* THE EXERCISE
Please copy the listing below line for line, leaving out the picture.

* WORKING DATA
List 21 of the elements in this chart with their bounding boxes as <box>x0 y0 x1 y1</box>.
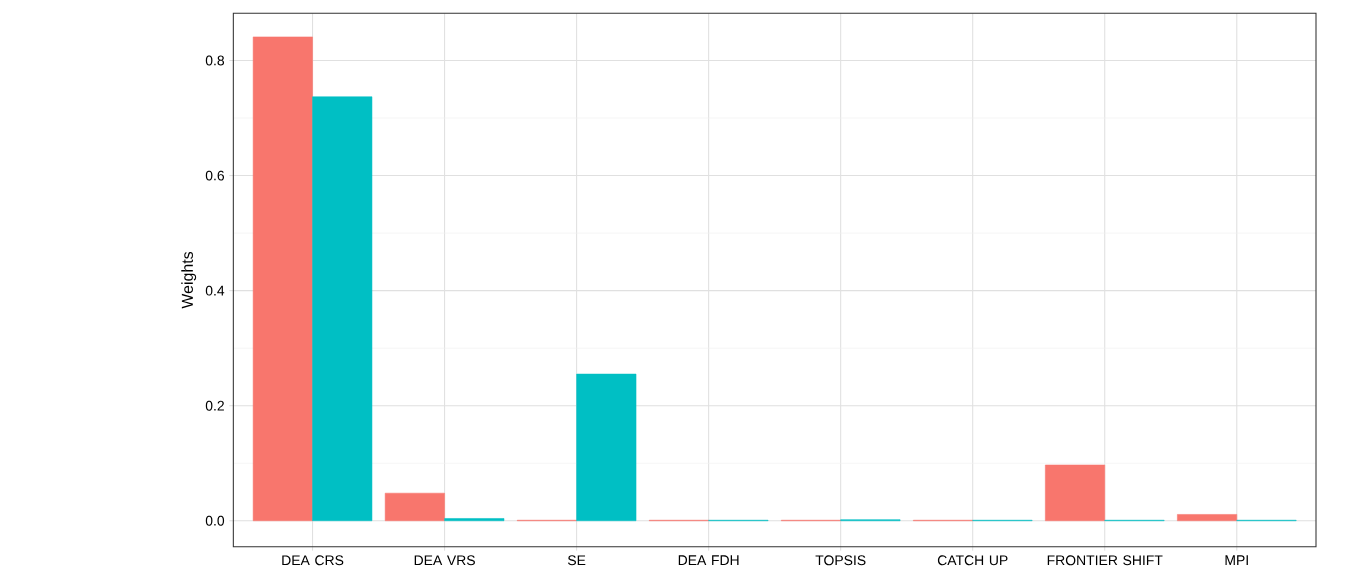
y-tick-label: 0.6 <box>205 170 225 181</box>
bar <box>576 373 637 522</box>
bar <box>312 96 373 522</box>
x-tick-label: TOPSIS <box>815 555 866 566</box>
bar <box>1045 464 1106 522</box>
x-tick-label: MPI <box>1225 555 1248 565</box>
x-tick-label: FRONTIER SHIFT <box>1047 555 1163 566</box>
y-tick-label: 0.2 <box>205 400 224 411</box>
y-tick-label: 0.8 <box>205 55 225 66</box>
x-tick-label: DEA FDH <box>678 555 739 565</box>
x-tick-label: SE <box>567 555 586 566</box>
x-tick-label: DEA VRS <box>414 555 475 566</box>
bar <box>444 518 505 522</box>
bar <box>252 36 313 522</box>
bar <box>384 492 445 522</box>
y-axis-title: Weights <box>181 251 197 309</box>
y-tick-label: 0.4 <box>205 285 225 296</box>
x-tick-label: CATCH UP <box>937 555 1008 566</box>
x-tick-label: DEA CRS <box>282 555 344 566</box>
bar <box>1177 514 1238 522</box>
y-tick-label: 0.0 <box>205 515 225 526</box>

* RESULT FOR THIS TASK
List 21 of the elements in this chart with their bounding boxes as <box>x0 y0 x1 y1</box>.
y-tick-label: 0.6 <box>205 170 225 181</box>
bar <box>576 373 637 522</box>
bar <box>312 96 373 522</box>
x-tick-label: TOPSIS <box>815 555 866 566</box>
bar <box>1045 464 1106 522</box>
x-tick-label: MPI <box>1225 555 1248 565</box>
x-tick-label: FRONTIER SHIFT <box>1047 555 1163 566</box>
y-tick-label: 0.2 <box>205 400 224 411</box>
y-tick-label: 0.8 <box>205 55 225 66</box>
x-tick-label: DEA FDH <box>678 555 739 565</box>
x-tick-label: SE <box>567 555 586 566</box>
x-tick-label: DEA VRS <box>414 555 475 566</box>
bar <box>444 518 505 522</box>
bar <box>252 36 313 522</box>
bar <box>384 492 445 522</box>
y-axis-title: Weights <box>181 251 197 309</box>
y-tick-label: 0.4 <box>205 285 225 296</box>
x-tick-label: CATCH UP <box>937 555 1008 566</box>
x-tick-label: DEA CRS <box>282 555 344 566</box>
bar <box>1177 514 1238 522</box>
y-tick-label: 0.0 <box>205 515 225 526</box>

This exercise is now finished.